··· Information provided
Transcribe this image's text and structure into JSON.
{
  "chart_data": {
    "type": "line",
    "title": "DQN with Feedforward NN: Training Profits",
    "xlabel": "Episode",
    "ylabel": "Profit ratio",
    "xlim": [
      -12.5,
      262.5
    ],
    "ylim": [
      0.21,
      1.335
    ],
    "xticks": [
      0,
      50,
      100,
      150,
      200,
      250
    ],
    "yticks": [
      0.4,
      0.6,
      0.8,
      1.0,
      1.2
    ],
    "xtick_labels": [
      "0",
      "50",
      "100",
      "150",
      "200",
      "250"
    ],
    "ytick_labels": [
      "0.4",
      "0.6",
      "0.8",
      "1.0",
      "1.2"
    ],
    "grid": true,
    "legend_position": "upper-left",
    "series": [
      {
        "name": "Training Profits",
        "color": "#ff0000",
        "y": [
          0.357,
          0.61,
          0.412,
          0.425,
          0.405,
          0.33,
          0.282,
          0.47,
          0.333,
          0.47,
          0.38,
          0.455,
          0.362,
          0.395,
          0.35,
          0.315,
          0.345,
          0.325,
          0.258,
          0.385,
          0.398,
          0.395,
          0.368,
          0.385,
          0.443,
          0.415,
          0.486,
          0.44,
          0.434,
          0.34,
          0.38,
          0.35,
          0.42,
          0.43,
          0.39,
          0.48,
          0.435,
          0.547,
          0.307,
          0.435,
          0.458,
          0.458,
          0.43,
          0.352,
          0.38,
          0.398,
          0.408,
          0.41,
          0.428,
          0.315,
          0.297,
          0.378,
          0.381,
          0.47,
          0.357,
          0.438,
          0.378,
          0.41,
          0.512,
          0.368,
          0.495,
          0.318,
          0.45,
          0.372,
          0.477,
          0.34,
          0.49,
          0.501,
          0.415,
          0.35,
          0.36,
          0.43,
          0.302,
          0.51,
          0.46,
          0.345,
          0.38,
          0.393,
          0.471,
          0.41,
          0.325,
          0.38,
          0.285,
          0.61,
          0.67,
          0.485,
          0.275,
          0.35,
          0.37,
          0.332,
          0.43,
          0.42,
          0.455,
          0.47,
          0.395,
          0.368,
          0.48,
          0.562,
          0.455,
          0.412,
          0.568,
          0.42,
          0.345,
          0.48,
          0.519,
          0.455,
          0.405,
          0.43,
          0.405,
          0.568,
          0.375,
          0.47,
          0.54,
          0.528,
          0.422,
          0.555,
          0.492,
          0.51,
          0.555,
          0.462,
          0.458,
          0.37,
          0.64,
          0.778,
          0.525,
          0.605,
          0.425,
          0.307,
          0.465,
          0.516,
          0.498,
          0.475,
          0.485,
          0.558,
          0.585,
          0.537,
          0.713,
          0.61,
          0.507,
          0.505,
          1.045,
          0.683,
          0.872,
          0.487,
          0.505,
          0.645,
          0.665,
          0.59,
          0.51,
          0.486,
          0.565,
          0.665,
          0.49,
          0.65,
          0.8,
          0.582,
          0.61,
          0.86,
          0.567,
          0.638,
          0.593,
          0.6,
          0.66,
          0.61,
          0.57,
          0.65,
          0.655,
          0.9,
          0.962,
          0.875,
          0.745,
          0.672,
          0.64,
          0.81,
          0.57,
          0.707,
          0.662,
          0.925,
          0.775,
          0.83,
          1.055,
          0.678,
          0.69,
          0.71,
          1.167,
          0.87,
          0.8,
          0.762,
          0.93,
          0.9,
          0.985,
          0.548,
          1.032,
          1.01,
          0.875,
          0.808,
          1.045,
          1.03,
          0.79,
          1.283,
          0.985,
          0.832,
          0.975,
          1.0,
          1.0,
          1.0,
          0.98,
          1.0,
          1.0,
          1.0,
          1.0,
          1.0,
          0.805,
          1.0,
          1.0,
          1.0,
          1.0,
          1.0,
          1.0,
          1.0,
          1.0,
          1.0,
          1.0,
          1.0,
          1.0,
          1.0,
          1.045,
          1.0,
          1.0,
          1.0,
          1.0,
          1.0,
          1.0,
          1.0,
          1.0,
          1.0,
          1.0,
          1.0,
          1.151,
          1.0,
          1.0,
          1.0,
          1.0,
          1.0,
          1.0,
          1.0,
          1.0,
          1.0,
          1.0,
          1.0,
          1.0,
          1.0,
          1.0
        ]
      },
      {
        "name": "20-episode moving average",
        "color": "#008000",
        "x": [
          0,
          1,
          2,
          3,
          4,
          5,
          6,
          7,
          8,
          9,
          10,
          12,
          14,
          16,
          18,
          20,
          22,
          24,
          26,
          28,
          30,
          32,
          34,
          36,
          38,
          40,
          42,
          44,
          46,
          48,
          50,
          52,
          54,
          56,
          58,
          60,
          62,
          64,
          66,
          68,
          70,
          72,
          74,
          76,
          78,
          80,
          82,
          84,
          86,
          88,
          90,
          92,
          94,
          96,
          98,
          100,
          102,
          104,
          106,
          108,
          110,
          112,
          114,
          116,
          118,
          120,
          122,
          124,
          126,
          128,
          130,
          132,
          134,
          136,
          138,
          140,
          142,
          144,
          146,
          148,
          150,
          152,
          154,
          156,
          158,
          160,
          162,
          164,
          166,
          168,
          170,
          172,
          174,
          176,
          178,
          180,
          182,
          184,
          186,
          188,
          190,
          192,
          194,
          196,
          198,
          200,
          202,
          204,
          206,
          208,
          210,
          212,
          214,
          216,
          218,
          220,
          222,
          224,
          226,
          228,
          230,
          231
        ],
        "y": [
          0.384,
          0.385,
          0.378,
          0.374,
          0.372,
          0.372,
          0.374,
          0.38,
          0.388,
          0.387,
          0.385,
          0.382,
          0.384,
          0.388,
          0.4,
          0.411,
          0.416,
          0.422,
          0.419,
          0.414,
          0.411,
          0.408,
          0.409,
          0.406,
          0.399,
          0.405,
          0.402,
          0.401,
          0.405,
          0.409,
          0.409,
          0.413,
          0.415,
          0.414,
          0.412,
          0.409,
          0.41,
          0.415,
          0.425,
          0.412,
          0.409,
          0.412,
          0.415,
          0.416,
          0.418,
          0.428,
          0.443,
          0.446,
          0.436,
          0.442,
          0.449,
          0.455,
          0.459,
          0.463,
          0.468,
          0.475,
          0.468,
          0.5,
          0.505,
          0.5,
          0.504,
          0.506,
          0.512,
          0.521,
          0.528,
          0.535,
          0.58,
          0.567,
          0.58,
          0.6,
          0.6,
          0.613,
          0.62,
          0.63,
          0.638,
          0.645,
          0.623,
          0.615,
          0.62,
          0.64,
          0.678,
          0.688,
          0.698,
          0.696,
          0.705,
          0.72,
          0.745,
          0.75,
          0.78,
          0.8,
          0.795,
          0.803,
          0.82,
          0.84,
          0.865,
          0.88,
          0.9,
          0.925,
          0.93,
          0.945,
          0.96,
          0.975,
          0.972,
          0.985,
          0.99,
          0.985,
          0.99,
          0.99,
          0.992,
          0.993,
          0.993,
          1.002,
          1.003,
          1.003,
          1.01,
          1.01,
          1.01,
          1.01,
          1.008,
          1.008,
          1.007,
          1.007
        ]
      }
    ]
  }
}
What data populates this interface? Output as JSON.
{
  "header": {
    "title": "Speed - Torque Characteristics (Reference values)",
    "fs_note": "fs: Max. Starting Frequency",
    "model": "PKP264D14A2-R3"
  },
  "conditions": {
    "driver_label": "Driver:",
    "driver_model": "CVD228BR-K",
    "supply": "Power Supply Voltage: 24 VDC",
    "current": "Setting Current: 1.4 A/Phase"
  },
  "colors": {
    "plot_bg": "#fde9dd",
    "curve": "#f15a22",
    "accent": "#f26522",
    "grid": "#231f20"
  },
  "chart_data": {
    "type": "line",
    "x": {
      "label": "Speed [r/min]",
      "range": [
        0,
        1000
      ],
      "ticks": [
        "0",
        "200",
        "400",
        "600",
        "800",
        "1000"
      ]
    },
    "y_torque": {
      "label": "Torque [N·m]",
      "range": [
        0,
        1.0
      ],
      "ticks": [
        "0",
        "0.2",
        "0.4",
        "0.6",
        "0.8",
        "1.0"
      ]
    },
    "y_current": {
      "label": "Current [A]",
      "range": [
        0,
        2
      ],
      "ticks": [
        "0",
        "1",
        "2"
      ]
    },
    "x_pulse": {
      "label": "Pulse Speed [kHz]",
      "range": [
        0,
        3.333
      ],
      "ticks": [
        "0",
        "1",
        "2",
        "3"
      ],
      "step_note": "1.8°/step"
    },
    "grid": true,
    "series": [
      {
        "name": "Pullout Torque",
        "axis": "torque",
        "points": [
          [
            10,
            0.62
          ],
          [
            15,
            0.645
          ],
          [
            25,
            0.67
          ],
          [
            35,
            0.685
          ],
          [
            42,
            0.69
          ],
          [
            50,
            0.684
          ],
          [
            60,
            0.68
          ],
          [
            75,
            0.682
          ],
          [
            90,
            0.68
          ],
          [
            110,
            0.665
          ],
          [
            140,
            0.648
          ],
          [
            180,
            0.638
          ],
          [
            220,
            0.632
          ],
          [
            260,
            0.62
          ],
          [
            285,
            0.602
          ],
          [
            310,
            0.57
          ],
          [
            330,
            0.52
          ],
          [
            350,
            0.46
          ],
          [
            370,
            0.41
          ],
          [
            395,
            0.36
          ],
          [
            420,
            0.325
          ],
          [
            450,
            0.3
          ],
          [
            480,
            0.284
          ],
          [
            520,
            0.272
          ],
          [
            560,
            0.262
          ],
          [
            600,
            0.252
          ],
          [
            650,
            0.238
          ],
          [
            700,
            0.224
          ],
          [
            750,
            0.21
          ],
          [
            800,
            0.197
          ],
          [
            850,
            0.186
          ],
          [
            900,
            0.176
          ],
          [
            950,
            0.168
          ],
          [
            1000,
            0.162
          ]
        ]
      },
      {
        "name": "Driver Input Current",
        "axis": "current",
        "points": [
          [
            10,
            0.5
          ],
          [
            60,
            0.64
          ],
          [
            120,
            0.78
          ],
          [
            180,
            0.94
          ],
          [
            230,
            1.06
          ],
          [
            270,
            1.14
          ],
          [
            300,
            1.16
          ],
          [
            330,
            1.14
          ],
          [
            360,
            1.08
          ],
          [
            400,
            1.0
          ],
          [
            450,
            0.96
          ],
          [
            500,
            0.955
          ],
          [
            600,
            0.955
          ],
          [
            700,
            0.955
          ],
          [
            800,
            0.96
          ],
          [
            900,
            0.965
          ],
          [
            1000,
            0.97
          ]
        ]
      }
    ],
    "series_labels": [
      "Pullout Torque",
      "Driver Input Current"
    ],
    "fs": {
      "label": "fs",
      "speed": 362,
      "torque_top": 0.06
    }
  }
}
······
Directions>
Scan the material above for the string "Training" and return the lines that hold it.

Exercise result>
    "title": "DQN with Feedforward NN: Training Profits",
        "name": "Training Profits",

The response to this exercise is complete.